STATED PROBLEM: Copy out word for word every line of the data from the one containing "725, 497, 751]" down to the one containing "444, 256, 474]", including both of those lines.

PROVIDED MATERIAL:
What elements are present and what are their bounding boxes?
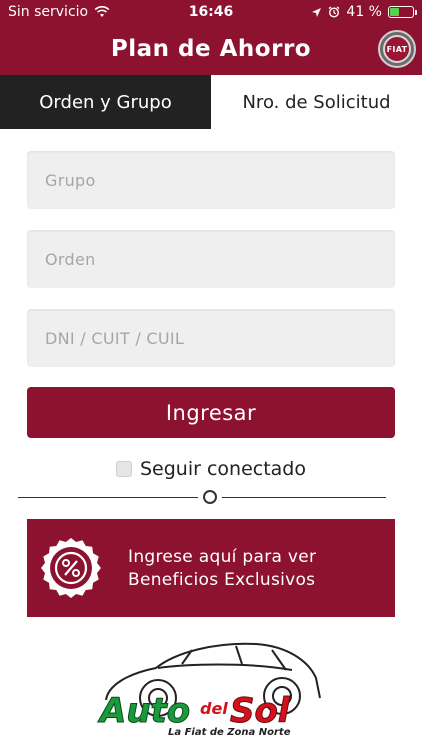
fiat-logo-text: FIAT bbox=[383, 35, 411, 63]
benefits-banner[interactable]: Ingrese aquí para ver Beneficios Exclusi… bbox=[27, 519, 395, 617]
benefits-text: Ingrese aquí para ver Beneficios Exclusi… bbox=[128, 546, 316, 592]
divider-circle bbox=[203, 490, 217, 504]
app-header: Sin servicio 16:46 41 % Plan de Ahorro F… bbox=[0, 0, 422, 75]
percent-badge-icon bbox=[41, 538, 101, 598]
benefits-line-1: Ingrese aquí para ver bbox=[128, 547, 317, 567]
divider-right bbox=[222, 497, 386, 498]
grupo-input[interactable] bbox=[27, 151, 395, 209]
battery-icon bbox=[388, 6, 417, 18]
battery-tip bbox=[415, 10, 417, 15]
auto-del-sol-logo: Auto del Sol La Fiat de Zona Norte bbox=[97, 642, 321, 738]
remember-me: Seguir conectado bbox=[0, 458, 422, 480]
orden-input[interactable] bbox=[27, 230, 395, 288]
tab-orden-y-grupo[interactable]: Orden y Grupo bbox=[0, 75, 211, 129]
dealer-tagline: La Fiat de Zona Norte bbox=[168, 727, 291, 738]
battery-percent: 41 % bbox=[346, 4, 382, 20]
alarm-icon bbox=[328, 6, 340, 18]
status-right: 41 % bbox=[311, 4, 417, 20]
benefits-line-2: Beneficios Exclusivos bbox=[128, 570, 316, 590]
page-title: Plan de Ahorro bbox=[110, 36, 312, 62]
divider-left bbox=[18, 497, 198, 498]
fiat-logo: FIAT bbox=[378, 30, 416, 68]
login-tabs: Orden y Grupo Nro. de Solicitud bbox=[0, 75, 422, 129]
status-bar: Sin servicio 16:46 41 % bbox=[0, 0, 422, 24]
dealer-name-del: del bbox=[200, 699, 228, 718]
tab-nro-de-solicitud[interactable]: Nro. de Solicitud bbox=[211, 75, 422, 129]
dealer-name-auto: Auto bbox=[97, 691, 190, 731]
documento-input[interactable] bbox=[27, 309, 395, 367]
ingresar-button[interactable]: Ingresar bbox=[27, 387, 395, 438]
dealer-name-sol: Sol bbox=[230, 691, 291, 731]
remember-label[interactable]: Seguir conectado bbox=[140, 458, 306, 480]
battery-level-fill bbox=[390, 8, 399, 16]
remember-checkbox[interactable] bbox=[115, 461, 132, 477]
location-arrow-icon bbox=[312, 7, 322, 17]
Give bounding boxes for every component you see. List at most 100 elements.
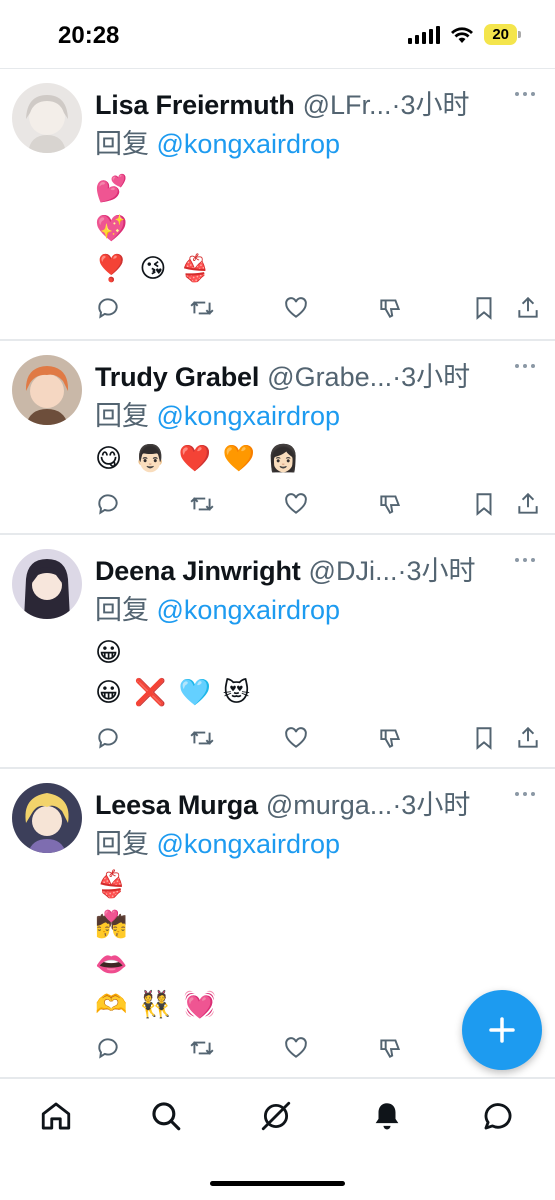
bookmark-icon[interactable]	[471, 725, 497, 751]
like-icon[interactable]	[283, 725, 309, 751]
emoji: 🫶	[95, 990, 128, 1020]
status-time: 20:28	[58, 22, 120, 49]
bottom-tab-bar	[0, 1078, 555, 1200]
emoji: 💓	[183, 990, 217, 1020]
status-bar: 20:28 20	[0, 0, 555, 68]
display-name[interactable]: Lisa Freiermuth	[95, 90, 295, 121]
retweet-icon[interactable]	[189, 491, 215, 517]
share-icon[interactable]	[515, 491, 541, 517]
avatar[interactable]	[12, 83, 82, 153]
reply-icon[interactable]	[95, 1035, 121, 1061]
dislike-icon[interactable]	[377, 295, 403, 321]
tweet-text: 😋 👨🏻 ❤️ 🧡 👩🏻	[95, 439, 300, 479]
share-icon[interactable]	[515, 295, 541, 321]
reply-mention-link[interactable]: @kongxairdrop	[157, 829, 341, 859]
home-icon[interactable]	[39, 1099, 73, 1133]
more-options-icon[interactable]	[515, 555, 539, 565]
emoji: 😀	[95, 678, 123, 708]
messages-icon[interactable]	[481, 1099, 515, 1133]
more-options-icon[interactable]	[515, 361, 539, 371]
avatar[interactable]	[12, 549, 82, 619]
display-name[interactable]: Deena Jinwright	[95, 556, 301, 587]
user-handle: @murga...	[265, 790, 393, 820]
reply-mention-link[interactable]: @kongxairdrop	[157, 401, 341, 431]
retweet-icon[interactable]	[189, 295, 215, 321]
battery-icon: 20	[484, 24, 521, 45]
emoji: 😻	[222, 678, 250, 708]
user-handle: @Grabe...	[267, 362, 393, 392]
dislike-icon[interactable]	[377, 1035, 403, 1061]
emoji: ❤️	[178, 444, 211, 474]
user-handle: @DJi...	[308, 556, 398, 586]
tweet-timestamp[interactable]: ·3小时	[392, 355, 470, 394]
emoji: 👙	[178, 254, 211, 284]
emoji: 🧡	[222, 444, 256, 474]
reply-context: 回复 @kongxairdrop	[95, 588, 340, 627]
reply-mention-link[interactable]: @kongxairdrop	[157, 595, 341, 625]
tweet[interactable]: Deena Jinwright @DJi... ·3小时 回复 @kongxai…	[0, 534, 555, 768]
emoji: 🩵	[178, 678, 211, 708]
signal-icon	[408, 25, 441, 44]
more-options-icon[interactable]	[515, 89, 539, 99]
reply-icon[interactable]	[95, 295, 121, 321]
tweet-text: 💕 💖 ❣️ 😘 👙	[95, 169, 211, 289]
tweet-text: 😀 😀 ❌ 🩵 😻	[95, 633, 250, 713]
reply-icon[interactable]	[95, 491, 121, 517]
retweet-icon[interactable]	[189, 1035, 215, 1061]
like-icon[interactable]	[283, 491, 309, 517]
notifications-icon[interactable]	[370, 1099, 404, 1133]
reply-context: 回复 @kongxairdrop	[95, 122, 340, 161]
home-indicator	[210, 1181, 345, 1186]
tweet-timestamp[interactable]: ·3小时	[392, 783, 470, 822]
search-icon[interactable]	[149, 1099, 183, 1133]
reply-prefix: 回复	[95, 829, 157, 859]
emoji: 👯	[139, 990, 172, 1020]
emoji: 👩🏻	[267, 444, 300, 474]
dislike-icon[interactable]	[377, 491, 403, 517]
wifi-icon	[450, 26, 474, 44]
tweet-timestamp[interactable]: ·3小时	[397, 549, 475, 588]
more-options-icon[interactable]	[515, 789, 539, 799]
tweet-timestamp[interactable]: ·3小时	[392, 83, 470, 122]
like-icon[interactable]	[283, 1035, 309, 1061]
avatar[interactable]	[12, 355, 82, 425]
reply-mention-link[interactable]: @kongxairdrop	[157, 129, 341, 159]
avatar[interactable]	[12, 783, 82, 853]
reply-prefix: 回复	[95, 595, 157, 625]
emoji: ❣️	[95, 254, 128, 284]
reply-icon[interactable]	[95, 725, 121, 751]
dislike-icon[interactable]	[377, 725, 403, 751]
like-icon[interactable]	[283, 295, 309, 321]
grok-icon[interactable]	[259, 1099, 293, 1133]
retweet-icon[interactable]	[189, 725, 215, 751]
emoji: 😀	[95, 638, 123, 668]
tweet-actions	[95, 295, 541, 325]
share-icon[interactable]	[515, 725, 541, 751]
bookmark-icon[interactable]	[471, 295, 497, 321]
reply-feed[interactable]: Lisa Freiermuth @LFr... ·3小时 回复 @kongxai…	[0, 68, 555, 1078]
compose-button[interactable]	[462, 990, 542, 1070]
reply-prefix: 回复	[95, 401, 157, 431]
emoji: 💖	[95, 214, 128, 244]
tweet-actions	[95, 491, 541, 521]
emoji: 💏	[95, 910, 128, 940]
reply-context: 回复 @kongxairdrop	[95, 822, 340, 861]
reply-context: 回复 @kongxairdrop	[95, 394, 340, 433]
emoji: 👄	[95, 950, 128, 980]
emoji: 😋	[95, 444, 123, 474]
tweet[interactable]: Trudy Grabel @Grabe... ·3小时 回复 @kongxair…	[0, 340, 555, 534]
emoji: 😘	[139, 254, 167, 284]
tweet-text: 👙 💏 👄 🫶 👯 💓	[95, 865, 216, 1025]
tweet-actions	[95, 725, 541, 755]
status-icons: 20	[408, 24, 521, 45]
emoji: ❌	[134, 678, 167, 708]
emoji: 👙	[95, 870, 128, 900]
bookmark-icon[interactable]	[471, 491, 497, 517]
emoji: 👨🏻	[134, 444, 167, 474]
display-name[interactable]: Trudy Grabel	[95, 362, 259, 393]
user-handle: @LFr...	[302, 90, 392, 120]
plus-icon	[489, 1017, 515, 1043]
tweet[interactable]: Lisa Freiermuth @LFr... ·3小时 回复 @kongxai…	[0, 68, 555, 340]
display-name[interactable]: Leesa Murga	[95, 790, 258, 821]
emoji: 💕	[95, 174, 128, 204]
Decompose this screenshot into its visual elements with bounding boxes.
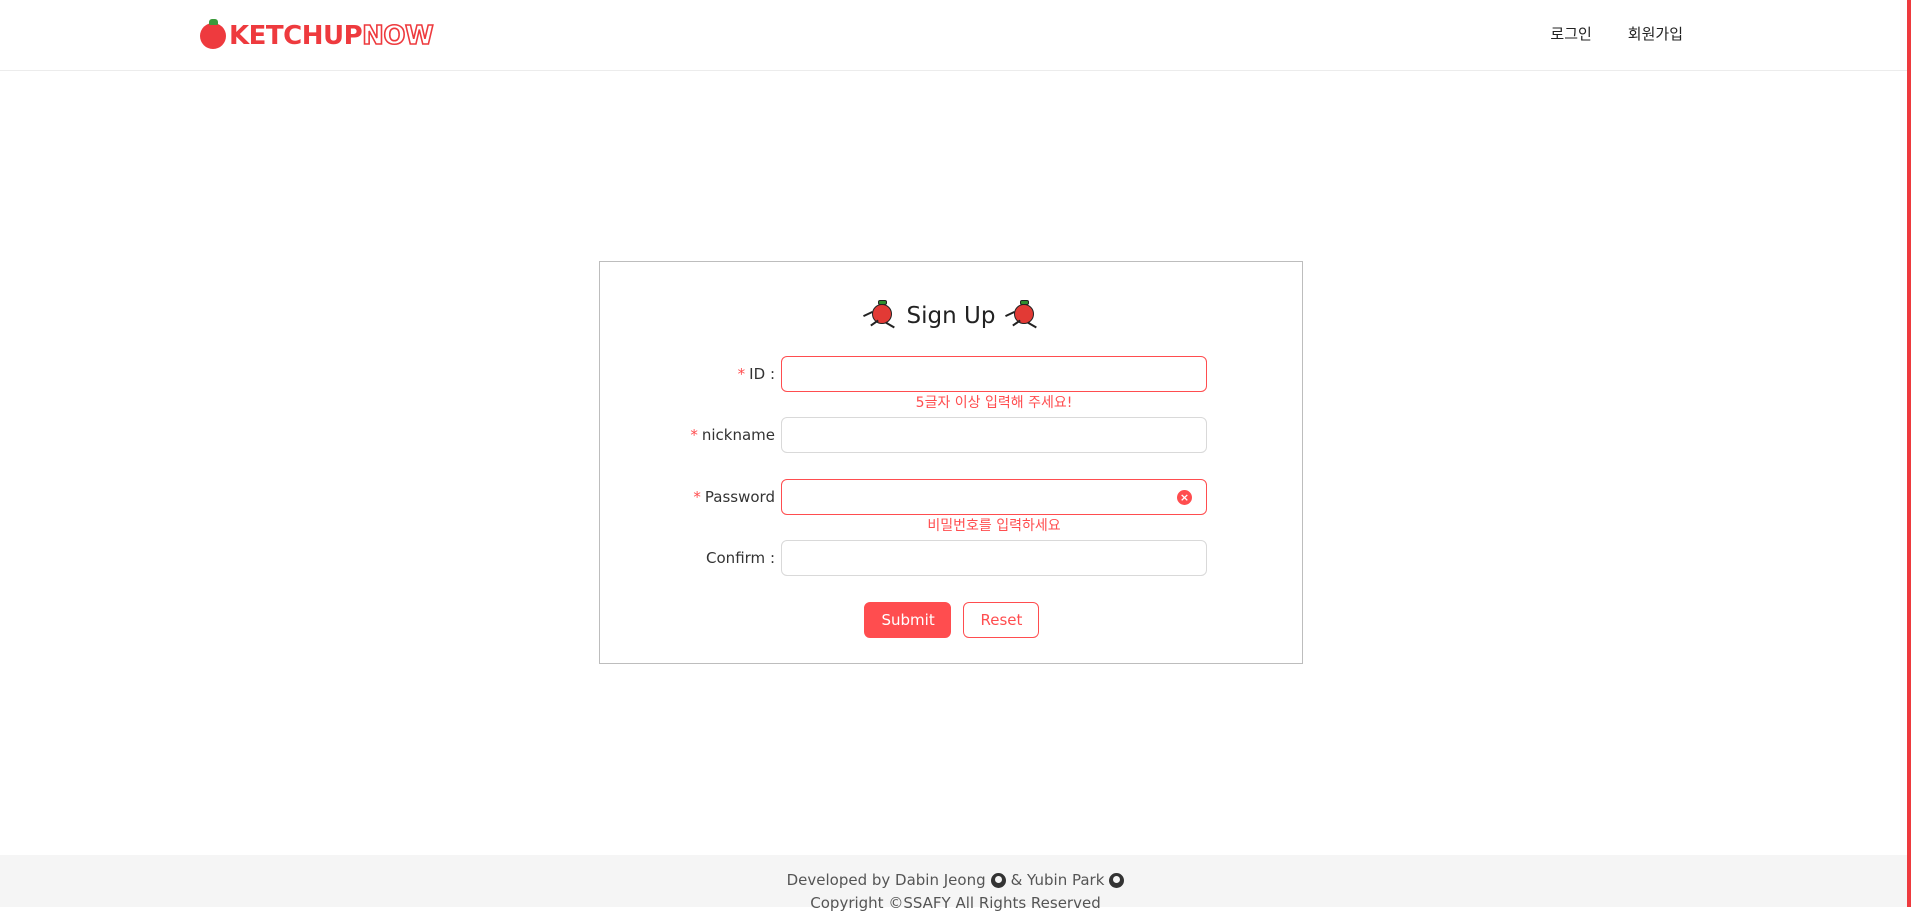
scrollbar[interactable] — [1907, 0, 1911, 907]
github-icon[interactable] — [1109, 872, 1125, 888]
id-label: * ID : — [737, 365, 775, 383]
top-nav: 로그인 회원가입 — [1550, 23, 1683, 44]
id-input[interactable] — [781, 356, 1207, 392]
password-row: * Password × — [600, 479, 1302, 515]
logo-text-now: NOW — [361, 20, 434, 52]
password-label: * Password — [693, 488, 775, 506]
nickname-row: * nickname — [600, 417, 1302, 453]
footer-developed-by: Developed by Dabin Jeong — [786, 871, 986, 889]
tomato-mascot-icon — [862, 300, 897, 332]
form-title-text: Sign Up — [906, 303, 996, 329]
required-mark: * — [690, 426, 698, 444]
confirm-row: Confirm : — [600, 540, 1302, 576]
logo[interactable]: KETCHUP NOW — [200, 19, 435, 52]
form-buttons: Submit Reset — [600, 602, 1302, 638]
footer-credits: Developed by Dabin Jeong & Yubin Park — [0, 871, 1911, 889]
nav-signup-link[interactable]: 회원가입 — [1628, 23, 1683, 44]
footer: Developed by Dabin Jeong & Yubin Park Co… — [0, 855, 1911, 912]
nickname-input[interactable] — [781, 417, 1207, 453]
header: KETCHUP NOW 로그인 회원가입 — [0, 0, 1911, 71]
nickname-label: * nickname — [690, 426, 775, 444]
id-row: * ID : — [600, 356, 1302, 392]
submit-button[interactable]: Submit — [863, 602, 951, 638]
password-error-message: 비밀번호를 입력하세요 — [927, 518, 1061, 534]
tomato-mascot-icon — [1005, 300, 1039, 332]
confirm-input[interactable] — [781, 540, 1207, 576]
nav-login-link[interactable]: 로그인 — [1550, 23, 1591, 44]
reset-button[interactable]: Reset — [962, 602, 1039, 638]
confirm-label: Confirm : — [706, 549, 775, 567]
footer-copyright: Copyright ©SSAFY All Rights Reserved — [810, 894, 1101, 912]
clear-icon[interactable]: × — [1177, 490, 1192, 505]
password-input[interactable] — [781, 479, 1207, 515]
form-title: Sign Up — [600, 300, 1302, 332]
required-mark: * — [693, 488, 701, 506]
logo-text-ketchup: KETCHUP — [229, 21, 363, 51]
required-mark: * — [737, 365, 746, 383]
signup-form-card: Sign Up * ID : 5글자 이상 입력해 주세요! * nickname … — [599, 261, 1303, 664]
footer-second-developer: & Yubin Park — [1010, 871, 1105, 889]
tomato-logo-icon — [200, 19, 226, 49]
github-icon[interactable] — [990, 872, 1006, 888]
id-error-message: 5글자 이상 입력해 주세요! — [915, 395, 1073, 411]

ANSWER TO THIS PROBLEM:
bookmark-icon[interactable]	[471, 725, 497, 751]
like-icon[interactable]	[283, 725, 309, 751]
emoji: 🫶	[95, 990, 128, 1020]
status-time: 20:28	[58, 22, 120, 49]
bottom-tab-bar	[0, 1078, 555, 1200]
emoji: 💓	[183, 990, 217, 1020]
status-bar: 20:28 20	[0, 0, 555, 68]
display-name[interactable]: Lisa Freiermuth	[95, 90, 295, 121]
retweet-icon[interactable]	[189, 491, 215, 517]
share-icon[interactable]	[515, 491, 541, 517]
avatar[interactable]	[12, 83, 82, 153]
reply-icon[interactable]	[95, 1035, 121, 1061]
dislike-icon[interactable]	[377, 295, 403, 321]
tweet-text: 😋 👨🏻 ❤️ 🧡 👩🏻	[95, 439, 300, 479]
share-icon[interactable]	[515, 295, 541, 321]
reply-mention-link[interactable]: @kongxairdrop	[157, 829, 341, 859]
home-icon[interactable]	[39, 1099, 73, 1133]
more-options-icon[interactable]	[515, 555, 539, 565]
emoji: 😀	[95, 678, 123, 708]
messages-icon[interactable]	[481, 1099, 515, 1133]
more-options-icon[interactable]	[515, 361, 539, 371]
avatar[interactable]	[12, 549, 82, 619]
display-name[interactable]: Deena Jinwright	[95, 556, 301, 587]
user-handle: @murga...	[265, 790, 393, 820]
reply-mention-link[interactable]: @kongxairdrop	[157, 401, 341, 431]
retweet-icon[interactable]	[189, 295, 215, 321]
battery-icon: 20	[484, 24, 521, 45]
emoji: 😻	[222, 678, 250, 708]
user-handle: @Grabe...	[267, 362, 393, 392]
dislike-icon[interactable]	[377, 1035, 403, 1061]
emoji: ❤️	[178, 444, 211, 474]
user-handle: @DJi...	[308, 556, 398, 586]
tweet-timestamp[interactable]: ·3小时	[392, 355, 470, 394]
emoji: 👙	[178, 254, 211, 284]
emoji: 🧡	[222, 444, 256, 474]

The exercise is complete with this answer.